What the exercise asks:
Copy the data that follows exactly. Include no pictures.

Dataset records:
>> START

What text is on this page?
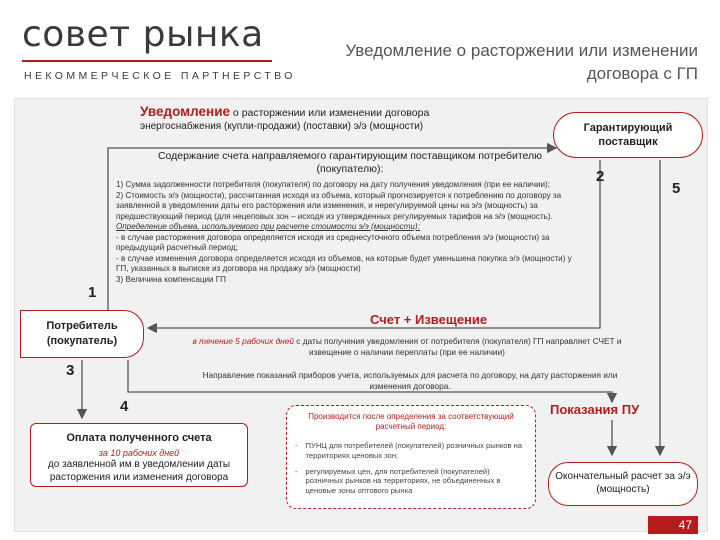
совет рынка
НЕКОММЕРЧЕСКОЕ ПАРТНЕРСТВО
Уведомление о расторжении или изменении договора с ГП
Уведомление о расторжении или изменении договора
энергоснабжения (купли-продажи) (поставки) э/э (мощности)
Содержание счета направляемого гарантирующим поставщиком потребителю (покупателю):
1) Сумма задолженности потребителя (покупателя) по договору на дату получения уведомления (при ее наличии);
2) Стоимость э/э (мощности), рассчитанная исходя из объема, который прогнозируется к потреблению по договору за заявленной в уведомлении даты его расторжения или изменения, и нерегулируемой цены на э/э (мощность) за предшествующий период (для нецеповых зон – исходя из утвержденных регулируемых тарифов на э/э (мощность).
Определение объема, используемого при расчете стоимости э/э (мощности):
- в случае расторжения договора определяется исходя из среднесуточного объема потребления э/э (мощности) за предыдущий расчетный период;
- в случае изменения договора определяется исходя из объемов, на которые будет уменьшена покупка э/э (мощности) у ГП, указанных в выписке из договора на продажу э/э (мощности)
3) Величина компенсации ГП
Гарантирующий поставщик
Потребитель (покупатель)
1
2
3
4
5
Счет + Извещение
в течение 5 рабочих дней с даты получения уведомления от потребителя (покупателя) ГП направляет СЧЕТ и извещение о наличии переплаты (при ее наличии)
Направление показаний приборов учета, используемых для расчета по договору, на дату расторжения или изменения договора.
Показания ПУ
Оплата полученного счета
за 10 рабочих дней
до заявленной им в уведомлении даты расторжения или изменения договора
Производится после определения за соответствующий расчетный период:
- ПУНЦ для потребителей (покупателей) розничных рынков на территориях ценовых зон;
- регулируемых цен, для потребителей (покупателей) розничных рынков на территориях, не объединенных в ценовые зоны оптового рынка
Окончательный расчет за э/э (мощность)
47
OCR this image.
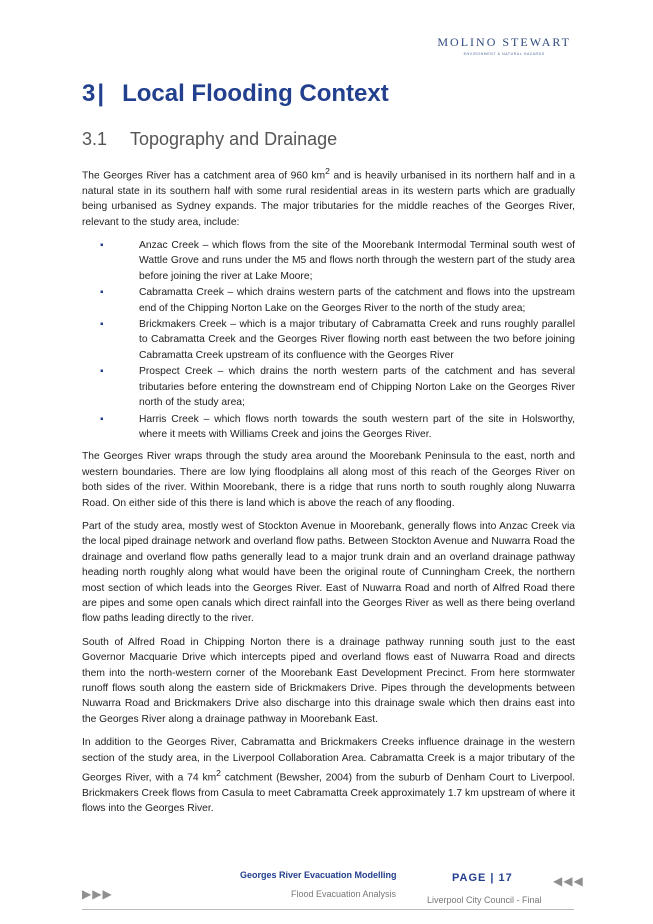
MOLINO STEWART
ENVIRONMENT & NATURAL HAZARDS
3| Local Flooding Context
3.1 Topography and Drainage

The Georges River has a catchment area of 960 $km^2$ and is heavily urbanised in its northern half and in a natural state in its southern half with some rural residential areas in its western parts which are gradually being urbanised as Sydney expands. The major tributaries for the middle reaches of the Georges River, relevant to the study area, include:

▪	Anzac Creek – which flows from the site of the Moorebank Intermodal Terminal south west of Wattle Grove and runs under the M5 and flows north through the western part of the study area before joining the river at Lake Moore;
▪	Cabramatta Creek – which drains western parts of the catchment and flows into the upstream end of the Chipping Norton Lake on the Georges River to the north of the study area;
▪	Brickmakers Creek – which is a major tributary of Cabramatta Creek and runs roughly parallel to Cabramatta Creek and the Georges River flowing north east between the two before joining Cabramatta Creek upstream of its confluence with the Georges River
▪	Prospect Creek – which drains the north western parts of the catchment and has several tributaries before entering the downstream end of Chipping Norton Lake on the Georges River north of the study area;
▪	Harris Creek – which flows north towards the south western part of the site in Holsworthy, where it meets with Williams Creek and joins the Georges River.

The Georges River wraps through the study area around the Moorebank Peninsula to the east, north and western boundaries. There are low lying floodplains all along most of this reach of the Georges River on both sides of the river. Within Moorebank, there is a ridge that runs north to south roughly along Nuwarra Road. On either side of this there is land which is above the reach of any flooding.

Part of the study area, mostly west of Stockton Avenue in Moorebank, generally flows into Anzac Creek via the local piped drainage network and overland flow paths. Between Stockton Avenue and Nuwarra Road the drainage and overland flow paths generally lead to a major trunk drain and an overland drainage pathway heading north roughly along what would have been the original route of Cunningham Creek, the northern most section of which leads into the Georges River. East of Nuwarra Road and north of Alfred Road there are pipes and some open canals which direct rainfall into the Georges River as well as there being overland flow paths leading directly to the river.

South of Alfred Road in Chipping Norton there is a drainage pathway running south just to the east Governor Macquarie Drive which intercepts piped and overland flows east of Nuwarra Road and directs them into the north-western corner of the Moorebank East Development Precinct. From here stormwater runoff flows south along the eastern side of Brickmakers Drive. Pipes through the developments between Nuwarra Road and Brickmakers Drive also discharge into this drainage swale which then drains east into the Georges River along a drainage pathway in Moorebank East.

In addition to the Georges River, Cabramatta and Brickmakers Creeks influence drainage in the western section of the study area, in the Liverpool Collaboration Area. Cabramatta Creek is a major tributary of the Georges River, with a 74 $km^2$ catchment (Bewsher, 2004) from the suburb of Denham Court to Liverpool. Brickmakers Creek flows from Casula to meet Cabramatta Creek approximately 1.7 km upstream of where it flows into the Georges River.

Georges River Evacuation Modelling	PAGE | 17	◀◀◀
▶▶▶	Flood Evacuation Analysis
Liverpool City Council - Final
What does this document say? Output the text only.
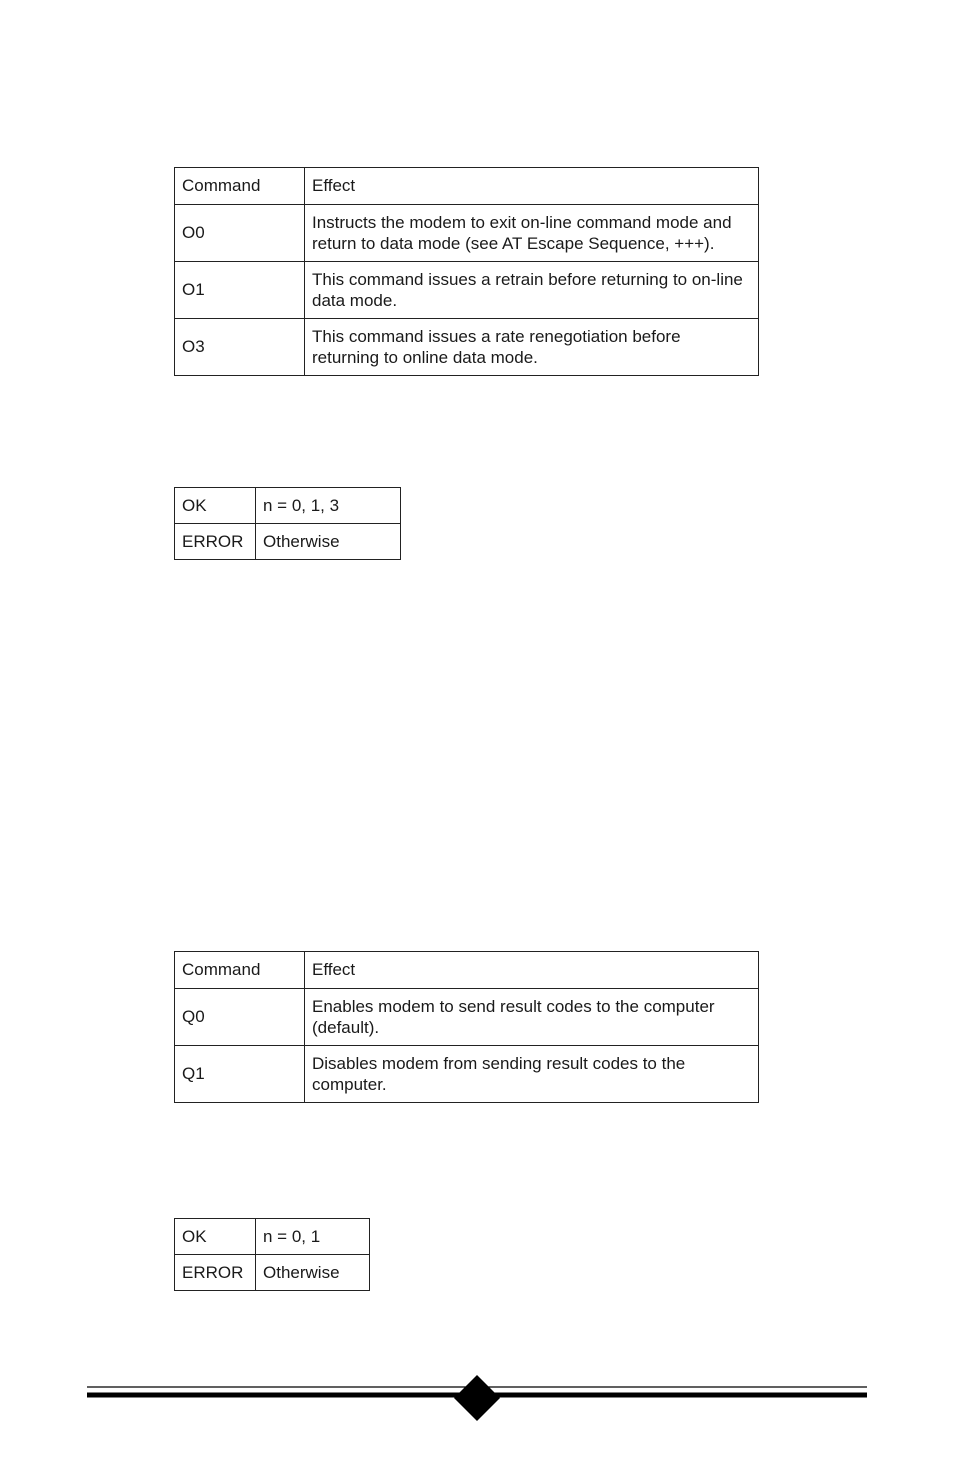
Command	Effect
O0	Instructs the modem to exit on-line command mode and return to data mode (see AT Escape Sequence, +++).
O1	This command issues a retrain before returning to on-line data mode.
O3	This command issues a rate renegotiation before returning to online data mode.
OK	n = 0, 1, 3
ERROR	Otherwise
Command	Effect
Q0	Enables modem to send result codes to the computer (default).
Q1	Disables modem from sending result codes to the computer.
OK	n = 0, 1
ERROR	Otherwise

>> END

Output below:
What text is on this page?
совет рынка
НЕКОММЕРЧЕСКОЕ ПАРТНЕРСТВО
Уведомление о расторжении или изменении договора с ГП
Уведомление о расторжении или изменении договора
энергоснабжения (купли-продажи) (поставки) э/э (мощности)
Содержание счета направляемого гарантирующим поставщиком потребителю (покупателю):
1) Сумма задолженности потребителя (покупателя) по договору на дату получения уведомления (при ее наличии);
2) Стоимость э/э (мощности), рассчитанная исходя из объема, который прогнозируется к потреблению по договору за заявленной в уведомлении даты его расторжения или изменения, и нерегулируемой цены на э/э (мощность) за предшествующий период (для нецеповых зон – исходя из утвержденных регулируемых тарифов на э/э (мощность).
Определение объема, используемого при расчете стоимости э/э (мощности):
- в случае расторжения договора определяется исходя из среднесуточного объема потребления э/э (мощности) за предыдущий расчетный период;
- в случае изменения договора определяется исходя из объемов, на которые будет уменьшена покупка э/э (мощности) у ГП, указанных в выписке из договора на продажу э/э (мощности)
3) Величина компенсации ГП
Гарантирующий поставщик
Потребитель (покупатель)
1
2
3
4
5
Счет + Извещение
в течение 5 рабочих дней с даты получения уведомления от потребителя (покупателя) ГП направляет СЧЕТ и извещение о наличии переплаты (при ее наличии)
Направление показаний приборов учета, используемых для расчета по договору, на дату расторжения или изменения договора.
Показания ПУ
Оплата полученного счета
за 10 рабочих дней
до заявленной им в уведомлении даты расторжения или изменения договора
Производится после определения за соответствующий расчетный период:
- ПУНЦ для потребителей (покупателей) розничных рынков на территориях ценовых зон;
- регулируемых цен, для потребителей (покупателей) розничных рынков на территориях, не объединенных в ценовые зоны оптового рынка
Окончательный расчет за э/э (мощность)
47
OCR this image.
MOLINO STEWART
ENVIRONMENT & NATURAL HAZARDS
3| Local Flooding Context
3.1 Topography and Drainage

The Georges River has a catchment area of 960 $km^2$ and is heavily urbanised in its northern half and in a natural state in its southern half with some rural residential areas in its western parts which are gradually being urbanised as Sydney expands. The major tributaries for the middle reaches of the Georges River, relevant to the study area, include:

▪	Anzac Creek – which flows from the site of the Moorebank Intermodal Terminal south west of Wattle Grove and runs under the M5 and flows north through the western part of the study area before joining the river at Lake Moore;
▪	Cabramatta Creek – which drains western parts of the catchment and flows into the upstream end of the Chipping Norton Lake on the Georges River to the north of the study area;
▪	Brickmakers Creek – which is a major tributary of Cabramatta Creek and runs roughly parallel to Cabramatta Creek and the Georges River flowing north east between the two before joining Cabramatta Creek upstream of its confluence with the Georges River
▪	Prospect Creek – which drains the north western parts of the catchment and has several tributaries before entering the downstream end of Chipping Norton Lake on the Georges River north of the study area;
▪	Harris Creek – which flows north towards the south western part of the site in Holsworthy, where it meets with Williams Creek and joins the Georges River.

The Georges River wraps through the study area around the Moorebank Peninsula to the east, north and western boundaries. There are low lying floodplains all along most of this reach of the Georges River on both sides of the river. Within Moorebank, there is a ridge that runs north to south roughly along Nuwarra Road. On either side of this there is land which is above the reach of any flooding.

Part of the study area, mostly west of Stockton Avenue in Moorebank, generally flows into Anzac Creek via the local piped drainage network and overland flow paths. Between Stockton Avenue and Nuwarra Road the drainage and overland flow paths generally lead to a major trunk drain and an overland drainage pathway heading north roughly along what would have been the original route of Cunningham Creek, the northern most section of which leads into the Georges River. East of Nuwarra Road and north of Alfred Road there are pipes and some open canals which direct rainfall into the Georges River as well as there being overland flow paths leading directly to the river.

South of Alfred Road in Chipping Norton there is a drainage pathway running south just to the east Governor Macquarie Drive which intercepts piped and overland flows east of Nuwarra Road and directs them into the north-western corner of the Moorebank East Development Precinct. From here stormwater runoff flows south along the eastern side of Brickmakers Drive. Pipes through the developments between Nuwarra Road and Brickmakers Drive also discharge into this drainage swale which then drains east into the Georges River along a drainage pathway in Moorebank East.

In addition to the Georges River, Cabramatta and Brickmakers Creeks influence drainage in the western section of the study area, in the Liverpool Collaboration Area. Cabramatta Creek is a major tributary of the Georges River, with a 74 $km^2$ catchment (Bewsher, 2004) from the suburb of Denham Court to Liverpool. Brickmakers Creek flows from Casula to meet Cabramatta Creek approximately 1.7 km upstream of where it flows into the Georges River.

Georges River Evacuation Modelling	PAGE | 17	◀◀◀
▶▶▶	Flood Evacuation Analysis
Liverpool City Council - Final
What does this document say? Output the text only.
Command	Effect
O0	Instructs the modem to exit on-line command mode and return to data mode (see AT Escape Sequence, +++).
O1	This command issues a retrain before returning to on-line data mode.
O3	This command issues a rate renegotiation before returning to online data mode.
OK	n = 0, 1, 3
ERROR	Otherwise
Command	Effect
Q0	Enables modem to send result codes to the computer (default).
Q1	Disables modem from sending result codes to the computer.
OK	n = 0, 1
ERROR	Otherwise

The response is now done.